[Extracts from a graphics dataset]
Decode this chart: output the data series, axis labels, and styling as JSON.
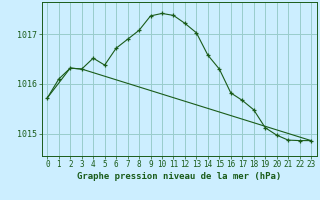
{
  "title": "Graphe pression niveau de la mer (hPa)",
  "background_color": "#cceeff",
  "grid_color": "#99cccc",
  "line_color": "#1a5c1a",
  "x_labels": [
    "0",
    "1",
    "2",
    "3",
    "4",
    "5",
    "6",
    "7",
    "8",
    "9",
    "10",
    "11",
    "12",
    "13",
    "14",
    "15",
    "16",
    "17",
    "18",
    "19",
    "20",
    "21",
    "22",
    "23"
  ],
  "y_ticks": [
    1015,
    1016,
    1017
  ],
  "ylim": [
    1014.55,
    1017.65
  ],
  "xlim": [
    -0.5,
    23.5
  ],
  "series1_x": [
    0,
    1,
    2,
    3,
    4,
    5,
    6,
    7,
    8,
    9,
    10,
    11,
    12,
    13,
    14,
    15,
    16,
    17,
    18,
    19,
    20,
    21,
    22,
    23
  ],
  "series1_y": [
    1015.72,
    1016.1,
    1016.32,
    1016.3,
    1016.52,
    1016.38,
    1016.72,
    1016.9,
    1017.08,
    1017.37,
    1017.42,
    1017.38,
    1017.22,
    1017.03,
    1016.58,
    1016.3,
    1015.82,
    1015.67,
    1015.48,
    1015.12,
    1014.97,
    1014.87,
    1014.86,
    1014.86
  ],
  "series2_x": [
    0,
    2,
    3,
    23
  ],
  "series2_y": [
    1015.72,
    1016.32,
    1016.3,
    1014.86
  ],
  "title_fontsize": 6.5,
  "tick_fontsize": 5.5,
  "ytick_fontsize": 6
}
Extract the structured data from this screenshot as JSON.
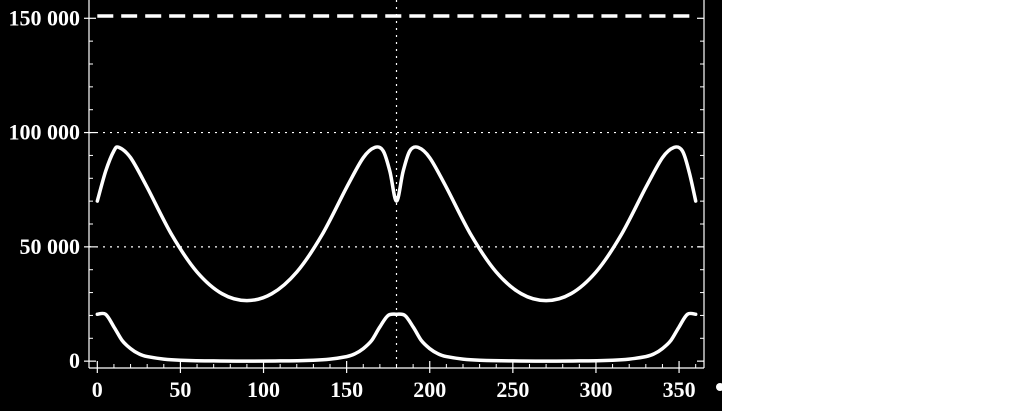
{
  "chart_data": {
    "type": "line",
    "title": "",
    "xlabel": "",
    "ylabel": "",
    "xlim": [
      -5,
      365
    ],
    "ylim": [
      -3000,
      158000
    ],
    "x_ticks": [
      0,
      50,
      100,
      150,
      200,
      250,
      300,
      350
    ],
    "x_tick_labels": [
      "0",
      "50",
      "100",
      "150",
      "200",
      "250",
      "300",
      "350"
    ],
    "y_ticks": [
      0,
      50000,
      100000,
      150000
    ],
    "y_tick_labels": [
      "0",
      "50 000",
      "100 000",
      "150 000"
    ],
    "grid": {
      "horizontal_dotted_at": [
        50000,
        100000
      ],
      "vertical_dotted_at": [
        180
      ]
    },
    "background": "#000000",
    "foreground": "#ffffff",
    "series": [
      {
        "style": "dashed",
        "x": [
          0,
          360
        ],
        "y": [
          151000,
          151000
        ]
      },
      {
        "style": "solid",
        "x": [
          0,
          5,
          10,
          13,
          20,
          30,
          45,
          60,
          75,
          90,
          105,
          120,
          135,
          150,
          160,
          167,
          172,
          176,
          180,
          184,
          188,
          193,
          200,
          210,
          225,
          240,
          255,
          270,
          285,
          300,
          315,
          330,
          340,
          347,
          352,
          356,
          360
        ],
        "y": [
          70000,
          83000,
          92000,
          93500,
          89000,
          76000,
          55000,
          39000,
          29500,
          26500,
          29500,
          39000,
          55000,
          76000,
          89000,
          93500,
          92000,
          83000,
          70000,
          83000,
          92000,
          93500,
          89000,
          76000,
          55000,
          39000,
          29500,
          26500,
          29500,
          39000,
          55000,
          76000,
          89000,
          93500,
          92000,
          83000,
          70000
        ]
      },
      {
        "style": "solid",
        "x": [
          0,
          5,
          10,
          15,
          20,
          25,
          30,
          40,
          50,
          70,
          90,
          110,
          130,
          140,
          150,
          155,
          160,
          165,
          170,
          175,
          180,
          185,
          190,
          195,
          200,
          205,
          210,
          220,
          230,
          250,
          270,
          290,
          310,
          320,
          330,
          335,
          340,
          345,
          350,
          355,
          360
        ],
        "y": [
          20500,
          20500,
          15000,
          9000,
          5500,
          3200,
          2000,
          900,
          400,
          100,
          0,
          100,
          400,
          900,
          2000,
          3200,
          5500,
          9000,
          15000,
          20000,
          20500,
          20000,
          15000,
          9000,
          5500,
          3200,
          2000,
          900,
          400,
          100,
          0,
          100,
          400,
          900,
          2000,
          3200,
          5500,
          9000,
          15000,
          20500,
          20500
        ]
      }
    ]
  }
}
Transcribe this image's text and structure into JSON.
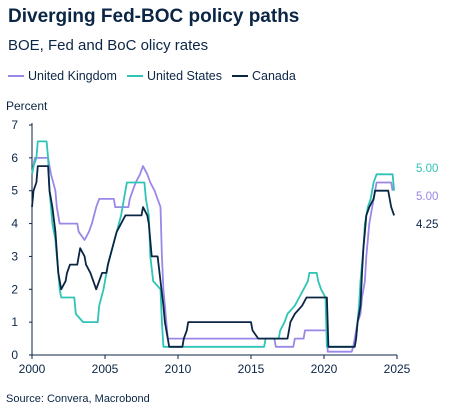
{
  "header": {
    "title": "Diverging Fed-BOC policy paths",
    "subtitle": "BOE, Fed and BoC olicy rates"
  },
  "footer": {
    "source": "Source: Convera, Macrobond"
  },
  "colors": {
    "uk": "#9b87e8",
    "us": "#2ec4b6",
    "canada": "#0b2545"
  },
  "chart_data": {
    "type": "line",
    "ylabel": "Percent",
    "xlabel": "",
    "ylim": [
      0,
      7
    ],
    "xlim": [
      2000,
      2025
    ],
    "yticks": [
      "0",
      "1",
      "2",
      "3",
      "4",
      "5",
      "6",
      "7"
    ],
    "xticks": [
      "2000",
      "2005",
      "2010",
      "2015",
      "2020",
      "2025"
    ],
    "legend_position": "top-left",
    "grid": false,
    "series": [
      {
        "name": "United Kingdom",
        "key": "uk",
        "end_label": "5.00",
        "points": [
          [
            2000,
            5.5
          ],
          [
            2000.1,
            5.75
          ],
          [
            2000.2,
            6.0
          ],
          [
            2001.1,
            6.0
          ],
          [
            2001.2,
            5.75
          ],
          [
            2001.3,
            5.5
          ],
          [
            2001.6,
            5.0
          ],
          [
            2001.7,
            4.5
          ],
          [
            2001.9,
            4.0
          ],
          [
            2003.1,
            4.0
          ],
          [
            2003.2,
            3.75
          ],
          [
            2003.6,
            3.5
          ],
          [
            2003.9,
            3.75
          ],
          [
            2004.1,
            4.0
          ],
          [
            2004.4,
            4.5
          ],
          [
            2004.6,
            4.75
          ],
          [
            2005.6,
            4.75
          ],
          [
            2005.7,
            4.5
          ],
          [
            2006.6,
            4.5
          ],
          [
            2006.7,
            4.75
          ],
          [
            2006.9,
            5.0
          ],
          [
            2007.1,
            5.25
          ],
          [
            2007.4,
            5.5
          ],
          [
            2007.6,
            5.75
          ],
          [
            2007.9,
            5.5
          ],
          [
            2008.1,
            5.25
          ],
          [
            2008.4,
            5.0
          ],
          [
            2008.8,
            4.5
          ],
          [
            2008.9,
            3.0
          ],
          [
            2009.0,
            2.0
          ],
          [
            2009.1,
            1.5
          ],
          [
            2009.2,
            1.0
          ],
          [
            2009.3,
            0.5
          ],
          [
            2016.6,
            0.5
          ],
          [
            2016.7,
            0.25
          ],
          [
            2017.9,
            0.25
          ],
          [
            2018.0,
            0.5
          ],
          [
            2018.6,
            0.5
          ],
          [
            2018.7,
            0.75
          ],
          [
            2020.2,
            0.75
          ],
          [
            2020.25,
            0.1
          ],
          [
            2021.9,
            0.1
          ],
          [
            2022.0,
            0.25
          ],
          [
            2022.1,
            0.5
          ],
          [
            2022.3,
            1.0
          ],
          [
            2022.5,
            1.25
          ],
          [
            2022.6,
            1.75
          ],
          [
            2022.8,
            2.25
          ],
          [
            2022.9,
            3.0
          ],
          [
            2023.0,
            3.5
          ],
          [
            2023.1,
            4.0
          ],
          [
            2023.3,
            4.5
          ],
          [
            2023.5,
            5.0
          ],
          [
            2023.6,
            5.25
          ],
          [
            2024.6,
            5.25
          ],
          [
            2024.7,
            5.0
          ]
        ]
      },
      {
        "name": "United States",
        "key": "us",
        "end_label": "5.00",
        "points": [
          [
            2000,
            5.5
          ],
          [
            2000.1,
            5.75
          ],
          [
            2000.3,
            6.0
          ],
          [
            2000.4,
            6.5
          ],
          [
            2001.0,
            6.5
          ],
          [
            2001.1,
            6.0
          ],
          [
            2001.2,
            5.0
          ],
          [
            2001.4,
            4.0
          ],
          [
            2001.6,
            3.5
          ],
          [
            2001.7,
            3.0
          ],
          [
            2001.8,
            2.5
          ],
          [
            2001.9,
            2.0
          ],
          [
            2002.0,
            1.75
          ],
          [
            2002.9,
            1.75
          ],
          [
            2003.0,
            1.25
          ],
          [
            2003.5,
            1.0
          ],
          [
            2004.5,
            1.0
          ],
          [
            2004.6,
            1.5
          ],
          [
            2004.9,
            2.0
          ],
          [
            2005.2,
            2.75
          ],
          [
            2005.5,
            3.25
          ],
          [
            2005.8,
            3.75
          ],
          [
            2006.1,
            4.25
          ],
          [
            2006.4,
            5.0
          ],
          [
            2006.5,
            5.25
          ],
          [
            2007.7,
            5.25
          ],
          [
            2007.8,
            4.75
          ],
          [
            2008.0,
            4.25
          ],
          [
            2008.1,
            3.0
          ],
          [
            2008.3,
            2.25
          ],
          [
            2008.8,
            2.0
          ],
          [
            2008.9,
            1.0
          ],
          [
            2009.0,
            0.25
          ],
          [
            2015.9,
            0.25
          ],
          [
            2016.0,
            0.5
          ],
          [
            2016.9,
            0.5
          ],
          [
            2017.0,
            0.75
          ],
          [
            2017.3,
            1.0
          ],
          [
            2017.5,
            1.25
          ],
          [
            2018.0,
            1.5
          ],
          [
            2018.3,
            1.75
          ],
          [
            2018.6,
            2.0
          ],
          [
            2018.9,
            2.25
          ],
          [
            2019.0,
            2.5
          ],
          [
            2019.5,
            2.5
          ],
          [
            2019.6,
            2.25
          ],
          [
            2019.8,
            2.0
          ],
          [
            2020.1,
            1.75
          ],
          [
            2020.2,
            0.25
          ],
          [
            2022.1,
            0.25
          ],
          [
            2022.2,
            0.5
          ],
          [
            2022.4,
            1.5
          ],
          [
            2022.5,
            2.25
          ],
          [
            2022.7,
            3.25
          ],
          [
            2022.8,
            4.0
          ],
          [
            2023.0,
            4.5
          ],
          [
            2023.2,
            4.75
          ],
          [
            2023.4,
            5.25
          ],
          [
            2023.6,
            5.5
          ],
          [
            2024.7,
            5.5
          ],
          [
            2024.8,
            5.0
          ]
        ]
      },
      {
        "name": "Canada",
        "key": "canada",
        "end_label": "4.25",
        "points": [
          [
            2000,
            4.5
          ],
          [
            2000.1,
            5.0
          ],
          [
            2000.3,
            5.25
          ],
          [
            2000.4,
            5.75
          ],
          [
            2001.1,
            5.75
          ],
          [
            2001.2,
            5.0
          ],
          [
            2001.4,
            4.5
          ],
          [
            2001.6,
            3.75
          ],
          [
            2001.8,
            2.5
          ],
          [
            2002.0,
            2.0
          ],
          [
            2002.3,
            2.25
          ],
          [
            2002.4,
            2.5
          ],
          [
            2002.6,
            2.75
          ],
          [
            2003.1,
            2.75
          ],
          [
            2003.2,
            3.0
          ],
          [
            2003.3,
            3.25
          ],
          [
            2003.6,
            3.0
          ],
          [
            2003.7,
            2.75
          ],
          [
            2004.0,
            2.5
          ],
          [
            2004.2,
            2.25
          ],
          [
            2004.4,
            2.0
          ],
          [
            2004.8,
            2.5
          ],
          [
            2005.1,
            2.5
          ],
          [
            2005.2,
            2.75
          ],
          [
            2005.5,
            3.25
          ],
          [
            2005.8,
            3.75
          ],
          [
            2006.1,
            4.0
          ],
          [
            2006.4,
            4.25
          ],
          [
            2007.5,
            4.25
          ],
          [
            2007.6,
            4.5
          ],
          [
            2007.9,
            4.25
          ],
          [
            2008.0,
            4.0
          ],
          [
            2008.2,
            3.0
          ],
          [
            2008.6,
            3.0
          ],
          [
            2008.8,
            2.25
          ],
          [
            2009.0,
            1.5
          ],
          [
            2009.1,
            1.0
          ],
          [
            2009.3,
            0.5
          ],
          [
            2009.4,
            0.25
          ],
          [
            2010.3,
            0.25
          ],
          [
            2010.4,
            0.5
          ],
          [
            2010.6,
            0.75
          ],
          [
            2010.7,
            1.0
          ],
          [
            2015.0,
            1.0
          ],
          [
            2015.1,
            0.75
          ],
          [
            2015.5,
            0.5
          ],
          [
            2017.5,
            0.5
          ],
          [
            2017.6,
            0.75
          ],
          [
            2017.7,
            1.0
          ],
          [
            2018.0,
            1.25
          ],
          [
            2018.5,
            1.5
          ],
          [
            2018.8,
            1.75
          ],
          [
            2020.2,
            1.75
          ],
          [
            2020.3,
            0.25
          ],
          [
            2022.1,
            0.25
          ],
          [
            2022.2,
            0.5
          ],
          [
            2022.3,
            1.0
          ],
          [
            2022.5,
            1.5
          ],
          [
            2022.6,
            2.5
          ],
          [
            2022.7,
            3.25
          ],
          [
            2022.8,
            3.75
          ],
          [
            2022.9,
            4.25
          ],
          [
            2023.1,
            4.5
          ],
          [
            2023.4,
            4.75
          ],
          [
            2023.5,
            5.0
          ],
          [
            2024.4,
            5.0
          ],
          [
            2024.5,
            4.75
          ],
          [
            2024.6,
            4.5
          ],
          [
            2024.8,
            4.25
          ]
        ]
      }
    ]
  }
}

PROBLEM DESCRIPTION: Reproduce each line from the records that contains the word "JSON".

ANSWER FOR THE TASK:
Decode this chart: output the data series, axis labels, and styling as JSON.
Extract the structured data from this screenshot as JSON.
Transcribe this image's text and structure into JSON.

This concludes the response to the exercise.